____ Texte

Contay. Route d'Amiens. Carte postale ancienne. © G. Lelong.

Du centre du village, et surtout du Pont de l'Hallue, où nous habitions, elle semblait bien loin la fin de cette route d'Amiens. Enfant, à pied, il fallait y aller chercher du lait, du beurre ou des oeufs dans les fermes qui se trouvaient tout au bout de cette grande rue qui partait de la Place de l'Eglise. Je me souviens de la ferme Luittre et d'une autre, la ferme Boivin. Chez Boivin, il y avait un chien très malin qui adorait, à chaque fois, faire semblant de fermer l'oeil quand j'entrais dans la cour de la ferme. A peine avais-je pris dix mètres d'avance qu'il me coursait en aboyant pour m'attraper les mollets. M'a même vraiment mordu deux ou trois fois. Forcément, c'était de ma faute. La fermière donnait toujours raison à son foutu clebs. "Si tu cours, il voit que tu as peur et il croit que tu es un malfaiteur... Il fait son travail de chien de ferme !" Moralité : ne cours pas, marche normalement, et le chien restera paisible dans sa niche. Tu parles, l'animal était vicieux. Ne manquait jamais une occasion de me taquiner les guibolles.

Ma peur des chiens remonte à ce temps-là. Je devais avoir 8 ou 9 ans, l'âge où, à la campagne, les parents confient les courses à faire aux plus grands, les aînés.

________
____ Données fournies

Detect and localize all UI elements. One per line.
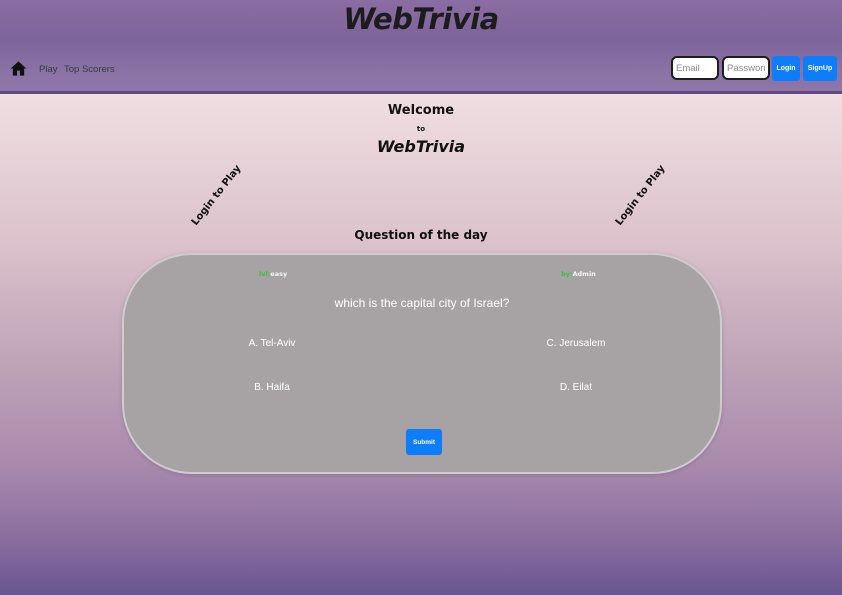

________

Consignes —
(a) Recopiez mot pour mot le texte sur la route d'Amiens, tout le passage depuis « Ma peur des » jusqu'à « grands, les aînés. ».
(b) Dans le texte sur la route d'Amiens, dans quelle ferme vivait le chien qui coursait l'enfant ?

Corrigé —
(a)
Ma peur des chiens remonte à ce temps-là. Je devais avoir 8 ou 9 ans, l'âge où, à la campagne, les parents confient les courses à faire aux plus grands, les aînés.

(b) Dans la ferme Boivin.